What is asked: Present the data once more in exactly its original form.

Data extract:
***

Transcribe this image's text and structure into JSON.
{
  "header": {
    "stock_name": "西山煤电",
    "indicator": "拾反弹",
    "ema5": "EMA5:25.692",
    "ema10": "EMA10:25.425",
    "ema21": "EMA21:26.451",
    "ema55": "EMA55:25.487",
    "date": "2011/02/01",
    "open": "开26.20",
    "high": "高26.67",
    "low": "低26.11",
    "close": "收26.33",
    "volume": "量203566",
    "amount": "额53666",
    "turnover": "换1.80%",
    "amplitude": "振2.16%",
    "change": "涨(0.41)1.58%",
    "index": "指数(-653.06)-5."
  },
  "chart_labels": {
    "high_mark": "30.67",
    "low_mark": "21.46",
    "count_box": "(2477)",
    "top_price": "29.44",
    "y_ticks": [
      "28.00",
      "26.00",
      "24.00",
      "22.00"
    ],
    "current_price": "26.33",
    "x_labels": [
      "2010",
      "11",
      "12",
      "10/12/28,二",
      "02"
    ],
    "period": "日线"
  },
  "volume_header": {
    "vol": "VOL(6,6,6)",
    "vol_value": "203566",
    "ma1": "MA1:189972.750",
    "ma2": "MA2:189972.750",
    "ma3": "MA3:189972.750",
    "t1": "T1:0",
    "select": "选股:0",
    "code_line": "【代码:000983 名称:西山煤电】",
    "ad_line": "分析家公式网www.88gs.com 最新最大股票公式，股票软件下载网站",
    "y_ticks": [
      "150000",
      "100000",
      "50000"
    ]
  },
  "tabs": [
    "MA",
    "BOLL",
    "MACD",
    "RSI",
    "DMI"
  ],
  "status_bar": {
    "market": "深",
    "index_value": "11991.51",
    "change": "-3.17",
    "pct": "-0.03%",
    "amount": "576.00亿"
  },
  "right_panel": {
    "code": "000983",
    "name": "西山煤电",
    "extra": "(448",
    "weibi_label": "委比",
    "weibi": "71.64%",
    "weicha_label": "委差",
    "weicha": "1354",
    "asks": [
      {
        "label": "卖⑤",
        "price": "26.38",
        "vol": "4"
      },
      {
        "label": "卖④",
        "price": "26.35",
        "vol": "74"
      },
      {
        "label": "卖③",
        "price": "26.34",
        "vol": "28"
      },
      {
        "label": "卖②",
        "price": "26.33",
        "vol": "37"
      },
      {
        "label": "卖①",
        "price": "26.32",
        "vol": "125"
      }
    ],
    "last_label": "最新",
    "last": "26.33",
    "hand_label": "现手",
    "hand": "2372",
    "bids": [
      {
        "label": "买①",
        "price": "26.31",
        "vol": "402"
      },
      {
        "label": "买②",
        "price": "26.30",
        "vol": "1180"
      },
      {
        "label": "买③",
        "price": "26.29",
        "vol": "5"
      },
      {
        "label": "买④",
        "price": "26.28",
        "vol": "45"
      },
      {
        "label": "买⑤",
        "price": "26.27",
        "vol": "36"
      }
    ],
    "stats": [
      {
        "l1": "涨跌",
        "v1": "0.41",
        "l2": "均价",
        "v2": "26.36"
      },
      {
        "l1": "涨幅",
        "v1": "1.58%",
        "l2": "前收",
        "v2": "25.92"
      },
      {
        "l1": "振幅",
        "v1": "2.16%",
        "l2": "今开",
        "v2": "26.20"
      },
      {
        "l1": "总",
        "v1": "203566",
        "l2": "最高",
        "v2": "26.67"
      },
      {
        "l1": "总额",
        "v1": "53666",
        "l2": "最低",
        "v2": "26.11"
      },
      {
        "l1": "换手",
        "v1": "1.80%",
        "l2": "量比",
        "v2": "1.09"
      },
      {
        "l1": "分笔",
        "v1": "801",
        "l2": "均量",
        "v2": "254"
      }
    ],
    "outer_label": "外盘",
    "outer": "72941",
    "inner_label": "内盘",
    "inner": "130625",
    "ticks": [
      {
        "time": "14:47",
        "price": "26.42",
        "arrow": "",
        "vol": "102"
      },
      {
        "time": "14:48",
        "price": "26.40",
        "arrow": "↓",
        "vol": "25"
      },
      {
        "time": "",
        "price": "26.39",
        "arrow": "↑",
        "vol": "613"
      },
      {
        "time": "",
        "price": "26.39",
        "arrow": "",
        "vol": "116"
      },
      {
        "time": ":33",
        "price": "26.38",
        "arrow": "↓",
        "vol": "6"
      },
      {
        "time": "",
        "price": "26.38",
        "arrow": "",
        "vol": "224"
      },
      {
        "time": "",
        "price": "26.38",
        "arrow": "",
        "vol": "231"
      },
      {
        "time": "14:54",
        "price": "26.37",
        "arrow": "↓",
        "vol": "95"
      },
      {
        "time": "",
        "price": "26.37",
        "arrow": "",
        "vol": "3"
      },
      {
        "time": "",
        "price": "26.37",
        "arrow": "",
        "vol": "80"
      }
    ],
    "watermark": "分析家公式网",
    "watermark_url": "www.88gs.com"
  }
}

***

Solution to this exercise:
Transcribe this image's text and structure into JSON.
{
  "header": {
    "stock_name": "西山煤电",
    "indicator": "拾反弹",
    "ema5": "EMA5:25.692",
    "ema10": "EMA10:25.425",
    "ema21": "EMA21:26.451",
    "ema55": "EMA55:25.487",
    "date": "2011/02/01",
    "open": "开26.20",
    "high": "高26.67",
    "low": "低26.11",
    "close": "收26.33",
    "volume": "量203566",
    "amount": "额53666",
    "turnover": "换1.80%",
    "amplitude": "振2.16%",
    "change": "涨(0.41)1.58%",
    "index": "指数(-653.06)-5."
  },
  "chart_labels": {
    "high_mark": "30.67",
    "low_mark": "21.46",
    "count_box": "(2477)",
    "top_price": "29.44",
    "y_ticks": [
      "28.00",
      "26.00",
      "24.00",
      "22.00"
    ],
    "current_price": "26.33",
    "x_labels": [
      "2010",
      "11",
      "12",
      "10/12/28,二",
      "02"
    ],
    "period": "日线"
  },
  "volume_header": {
    "vol": "VOL(6,6,6)",
    "vol_value": "203566",
    "ma1": "MA1:189972.750",
    "ma2": "MA2:189972.750",
    "ma3": "MA3:189972.750",
    "t1": "T1:0",
    "select": "选股:0",
    "code_line": "【代码:000983 名称:西山煤电】",
    "ad_line": "分析家公式网www.88gs.com 最新最大股票公式，股票软件下载网站",
    "y_ticks": [
      "150000",
      "100000",
      "50000"
    ]
  },
  "tabs": [
    "MA",
    "BOLL",
    "MACD",
    "RSI",
    "DMI"
  ],
  "status_bar": {
    "market": "深",
    "index_value": "11991.51",
    "change": "-3.17",
    "pct": "-0.03%",
    "amount": "576.00亿"
  },
  "right_panel": {
    "code": "000983",
    "name": "西山煤电",
    "extra": "(448",
    "weibi_label": "委比",
    "weibi": "71.64%",
    "weicha_label": "委差",
    "weicha": "1354",
    "asks": [
      {
        "label": "卖⑤",
        "price": "26.38",
        "vol": "4"
      },
      {
        "label": "卖④",
        "price": "26.35",
        "vol": "74"
      },
      {
        "label": "卖③",
        "price": "26.34",
        "vol": "28"
      },
      {
        "label": "卖②",
        "price": "26.33",
        "vol": "37"
      },
      {
        "label": "卖①",
        "price": "26.32",
        "vol": "125"
      }
    ],
    "last_label": "最新",
    "last": "26.33",
    "hand_label": "现手",
    "hand": "2372",
    "bids": [
      {
        "label": "买①",
        "price": "26.31",
        "vol": "402"
      },
      {
        "label": "买②",
        "price": "26.30",
        "vol": "1180"
      },
      {
        "label": "买③",
        "price": "26.29",
        "vol": "5"
      },
      {
        "label": "买④",
        "price": "26.28",
        "vol": "45"
      },
      {
        "label": "买⑤",
        "price": "26.27",
        "vol": "36"
      }
    ],
    "stats": [
      {
        "l1": "涨跌",
        "v1": "0.41",
        "l2": "均价",
        "v2": "26.36"
      },
      {
        "l1": "涨幅",
        "v1": "1.58%",
        "l2": "前收",
        "v2": "25.92"
      },
      {
        "l1": "振幅",
        "v1": "2.16%",
        "l2": "今开",
        "v2": "26.20"
      },
      {
        "l1": "总",
        "v1": "203566",
        "l2": "最高",
        "v2": "26.67"
      },
      {
        "l1": "总额",
        "v1": "53666",
        "l2": "最低",
        "v2": "26.11"
      },
      {
        "l1": "换手",
        "v1": "1.80%",
        "l2": "量比",
        "v2": "1.09"
      },
      {
        "l1": "分笔",
        "v1": "801",
        "l2": "均量",
        "v2": "254"
      }
    ],
    "outer_label": "外盘",
    "outer": "72941",
    "inner_label": "内盘",
    "inner": "130625",
    "ticks": [
      {
        "time": "14:47",
        "price": "26.42",
        "arrow": "",
        "vol": "102"
      },
      {
        "time": "14:48",
        "price": "26.40",
        "arrow": "↓",
        "vol": "25"
      },
      {
        "time": "",
        "price": "26.39",
        "arrow": "↑",
        "vol": "613"
      },
      {
        "time": "",
        "price": "26.39",
        "arrow": "",
        "vol": "116"
      },
      {
        "time": ":33",
        "price": "26.38",
        "arrow": "↓",
        "vol": "6"
      },
      {
        "time": "",
        "price": "26.38",
        "arrow": "",
        "vol": "224"
      },
      {
        "time": "",
        "price": "26.38",
        "arrow": "",
        "vol": "231"
      },
      {
        "time": "14:54",
        "price": "26.37",
        "arrow": "↓",
        "vol": "95"
      },
      {
        "time": "",
        "price": "26.37",
        "arrow": "",
        "vol": "3"
      },
      {
        "time": "",
        "price": "26.37",
        "arrow": "",
        "vol": "80"
      }
    ],
    "watermark": "分析家公式网",
    "watermark_url": "www.88gs.com"
  }
}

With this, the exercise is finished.